Transcribe the records below exactly.
——————————
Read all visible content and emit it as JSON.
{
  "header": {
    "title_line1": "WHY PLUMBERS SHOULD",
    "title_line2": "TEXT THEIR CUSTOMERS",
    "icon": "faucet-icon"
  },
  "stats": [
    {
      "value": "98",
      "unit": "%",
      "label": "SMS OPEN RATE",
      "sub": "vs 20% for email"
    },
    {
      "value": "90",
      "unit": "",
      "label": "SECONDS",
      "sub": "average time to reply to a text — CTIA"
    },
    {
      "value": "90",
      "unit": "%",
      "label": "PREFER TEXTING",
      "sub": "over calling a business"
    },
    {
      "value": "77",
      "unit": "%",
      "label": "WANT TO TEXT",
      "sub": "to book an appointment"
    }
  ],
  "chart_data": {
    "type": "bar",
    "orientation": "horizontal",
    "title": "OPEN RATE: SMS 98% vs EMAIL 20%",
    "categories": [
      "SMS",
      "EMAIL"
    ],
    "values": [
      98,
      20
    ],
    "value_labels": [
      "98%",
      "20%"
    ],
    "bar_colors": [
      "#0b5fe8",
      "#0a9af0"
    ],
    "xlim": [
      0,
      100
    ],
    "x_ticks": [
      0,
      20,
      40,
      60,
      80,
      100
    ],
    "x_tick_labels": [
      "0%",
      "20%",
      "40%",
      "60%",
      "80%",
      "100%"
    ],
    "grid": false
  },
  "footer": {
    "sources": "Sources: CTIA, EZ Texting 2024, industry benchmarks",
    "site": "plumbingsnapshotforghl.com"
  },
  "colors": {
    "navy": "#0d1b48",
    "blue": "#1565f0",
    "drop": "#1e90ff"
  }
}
——————————
» Correct result
Read all visible content and emit it as JSON.
{
  "header": {
    "title_line1": "WHY PLUMBERS SHOULD",
    "title_line2": "TEXT THEIR CUSTOMERS",
    "icon": "faucet-icon"
  },
  "stats": [
    {
      "value": "98",
      "unit": "%",
      "label": "SMS OPEN RATE",
      "sub": "vs 20% for email"
    },
    {
      "value": "90",
      "unit": "",
      "label": "SECONDS",
      "sub": "average time to reply to a text — CTIA"
    },
    {
      "value": "90",
      "unit": "%",
      "label": "PREFER TEXTING",
      "sub": "over calling a business"
    },
    {
      "value": "77",
      "unit": "%",
      "label": "WANT TO TEXT",
      "sub": "to book an appointment"
    }
  ],
  "chart_data": {
    "type": "bar",
    "orientation": "horizontal",
    "title": "OPEN RATE: SMS 98% vs EMAIL 20%",
    "categories": [
      "SMS",
      "EMAIL"
    ],
    "values": [
      98,
      20
    ],
    "value_labels": [
      "98%",
      "20%"
    ],
    "bar_colors": [
      "#0b5fe8",
      "#0a9af0"
    ],
    "xlim": [
      0,
      100
    ],
    "x_ticks": [
      0,
      20,
      40,
      60,
      80,
      100
    ],
    "x_tick_labels": [
      "0%",
      "20%",
      "40%",
      "60%",
      "80%",
      "100%"
    ],
    "grid": false
  },
  "footer": {
    "sources": "Sources: CTIA, EZ Texting 2024, industry benchmarks",
    "site": "plumbingsnapshotforghl.com"
  },
  "colors": {
    "navy": "#0d1b48",
    "blue": "#1565f0",
    "drop": "#1e90ff"
  }
}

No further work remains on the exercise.